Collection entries
--- START ---

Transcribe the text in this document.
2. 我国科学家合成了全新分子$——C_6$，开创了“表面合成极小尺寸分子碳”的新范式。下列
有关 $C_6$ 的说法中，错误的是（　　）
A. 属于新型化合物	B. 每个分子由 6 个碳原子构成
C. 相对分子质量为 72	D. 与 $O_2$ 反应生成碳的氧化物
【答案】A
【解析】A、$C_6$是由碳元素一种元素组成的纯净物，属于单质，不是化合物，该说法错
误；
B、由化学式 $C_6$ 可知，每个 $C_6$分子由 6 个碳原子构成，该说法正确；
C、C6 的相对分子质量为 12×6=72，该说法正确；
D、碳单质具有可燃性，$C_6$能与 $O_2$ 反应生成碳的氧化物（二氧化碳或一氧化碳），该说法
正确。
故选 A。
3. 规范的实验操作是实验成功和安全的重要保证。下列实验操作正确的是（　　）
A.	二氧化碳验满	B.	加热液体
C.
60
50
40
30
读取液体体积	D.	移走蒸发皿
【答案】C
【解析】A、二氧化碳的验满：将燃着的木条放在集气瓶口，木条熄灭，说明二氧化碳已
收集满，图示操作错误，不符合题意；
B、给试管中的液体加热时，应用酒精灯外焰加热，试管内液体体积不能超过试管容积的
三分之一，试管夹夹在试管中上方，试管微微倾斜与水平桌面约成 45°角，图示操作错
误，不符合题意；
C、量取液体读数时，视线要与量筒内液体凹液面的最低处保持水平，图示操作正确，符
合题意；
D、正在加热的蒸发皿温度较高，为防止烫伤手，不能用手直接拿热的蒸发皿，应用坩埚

--- END ---

Exercise:
Return every line in the listing that contains the word "该说法正确".

Result:
B、由化学式 $C_6$ 可知，每个 $C_6$分子由 6 个碳原子构成，该说法正确；
C、C6 的相对分子质量为 12×6=72，该说法正确；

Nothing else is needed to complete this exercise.